##### Materials provided #####

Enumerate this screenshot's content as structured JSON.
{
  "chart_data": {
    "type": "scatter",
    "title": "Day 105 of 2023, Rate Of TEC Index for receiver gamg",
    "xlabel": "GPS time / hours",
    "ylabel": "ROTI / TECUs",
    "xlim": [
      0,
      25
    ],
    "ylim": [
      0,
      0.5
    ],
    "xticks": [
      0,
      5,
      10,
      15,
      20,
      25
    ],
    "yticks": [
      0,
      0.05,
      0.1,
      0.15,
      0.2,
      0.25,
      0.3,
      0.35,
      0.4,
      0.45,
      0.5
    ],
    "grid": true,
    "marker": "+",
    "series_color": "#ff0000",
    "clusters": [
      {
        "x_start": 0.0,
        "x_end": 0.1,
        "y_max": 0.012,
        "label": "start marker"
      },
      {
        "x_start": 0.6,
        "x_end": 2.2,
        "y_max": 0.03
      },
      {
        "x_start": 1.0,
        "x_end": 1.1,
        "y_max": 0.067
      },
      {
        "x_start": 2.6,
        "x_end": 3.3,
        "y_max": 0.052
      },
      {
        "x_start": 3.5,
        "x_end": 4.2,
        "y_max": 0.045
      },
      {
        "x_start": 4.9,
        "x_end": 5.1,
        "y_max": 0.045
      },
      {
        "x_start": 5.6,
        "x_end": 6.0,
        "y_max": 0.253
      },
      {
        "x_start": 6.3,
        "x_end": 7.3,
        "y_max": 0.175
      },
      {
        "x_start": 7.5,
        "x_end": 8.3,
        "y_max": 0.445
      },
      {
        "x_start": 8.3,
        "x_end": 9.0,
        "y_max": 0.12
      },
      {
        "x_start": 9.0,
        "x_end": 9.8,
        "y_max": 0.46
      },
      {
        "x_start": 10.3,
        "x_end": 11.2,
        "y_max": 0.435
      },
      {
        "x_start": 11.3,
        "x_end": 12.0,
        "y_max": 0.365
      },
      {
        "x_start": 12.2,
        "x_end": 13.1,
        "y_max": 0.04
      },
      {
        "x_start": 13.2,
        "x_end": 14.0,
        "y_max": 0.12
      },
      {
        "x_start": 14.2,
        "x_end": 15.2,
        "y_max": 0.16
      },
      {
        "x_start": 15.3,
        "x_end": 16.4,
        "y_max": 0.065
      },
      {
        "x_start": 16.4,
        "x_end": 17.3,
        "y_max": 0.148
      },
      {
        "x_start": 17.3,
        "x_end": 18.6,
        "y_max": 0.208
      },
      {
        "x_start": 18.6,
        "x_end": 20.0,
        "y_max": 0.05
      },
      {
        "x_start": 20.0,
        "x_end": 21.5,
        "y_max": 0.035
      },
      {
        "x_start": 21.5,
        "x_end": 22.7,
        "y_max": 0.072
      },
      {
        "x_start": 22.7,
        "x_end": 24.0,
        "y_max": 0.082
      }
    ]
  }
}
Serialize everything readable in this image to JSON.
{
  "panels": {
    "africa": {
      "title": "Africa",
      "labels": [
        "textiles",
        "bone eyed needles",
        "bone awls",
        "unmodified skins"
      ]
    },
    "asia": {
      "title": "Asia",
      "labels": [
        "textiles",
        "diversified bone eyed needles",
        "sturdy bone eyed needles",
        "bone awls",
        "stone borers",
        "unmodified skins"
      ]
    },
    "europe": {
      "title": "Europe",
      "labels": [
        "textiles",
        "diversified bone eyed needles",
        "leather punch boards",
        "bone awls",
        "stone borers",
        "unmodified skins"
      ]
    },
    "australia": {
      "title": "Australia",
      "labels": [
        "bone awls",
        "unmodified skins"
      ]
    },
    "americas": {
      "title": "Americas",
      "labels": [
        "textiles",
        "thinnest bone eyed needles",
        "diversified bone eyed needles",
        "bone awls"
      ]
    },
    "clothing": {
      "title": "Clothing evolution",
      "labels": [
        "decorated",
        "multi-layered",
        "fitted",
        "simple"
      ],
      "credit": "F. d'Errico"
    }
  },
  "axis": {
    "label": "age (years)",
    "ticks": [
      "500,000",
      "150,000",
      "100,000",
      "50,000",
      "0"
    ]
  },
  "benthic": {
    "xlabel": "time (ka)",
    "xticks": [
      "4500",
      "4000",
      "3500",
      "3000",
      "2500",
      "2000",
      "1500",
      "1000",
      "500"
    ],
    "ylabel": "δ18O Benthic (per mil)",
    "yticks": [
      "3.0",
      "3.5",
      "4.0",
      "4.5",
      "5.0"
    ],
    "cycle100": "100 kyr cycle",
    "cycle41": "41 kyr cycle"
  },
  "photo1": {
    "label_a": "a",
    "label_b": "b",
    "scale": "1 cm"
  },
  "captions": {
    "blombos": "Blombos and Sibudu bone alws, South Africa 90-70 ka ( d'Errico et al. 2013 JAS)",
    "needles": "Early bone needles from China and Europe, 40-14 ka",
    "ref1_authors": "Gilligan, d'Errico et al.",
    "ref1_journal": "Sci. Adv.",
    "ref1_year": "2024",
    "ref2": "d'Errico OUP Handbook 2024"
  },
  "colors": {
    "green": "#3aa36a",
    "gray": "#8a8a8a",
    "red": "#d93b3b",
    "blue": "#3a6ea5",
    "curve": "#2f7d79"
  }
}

#####

_Task requirements_.
From the records above, work out how many lines contain the string "time". Give only the number.

_Answer in full_.
2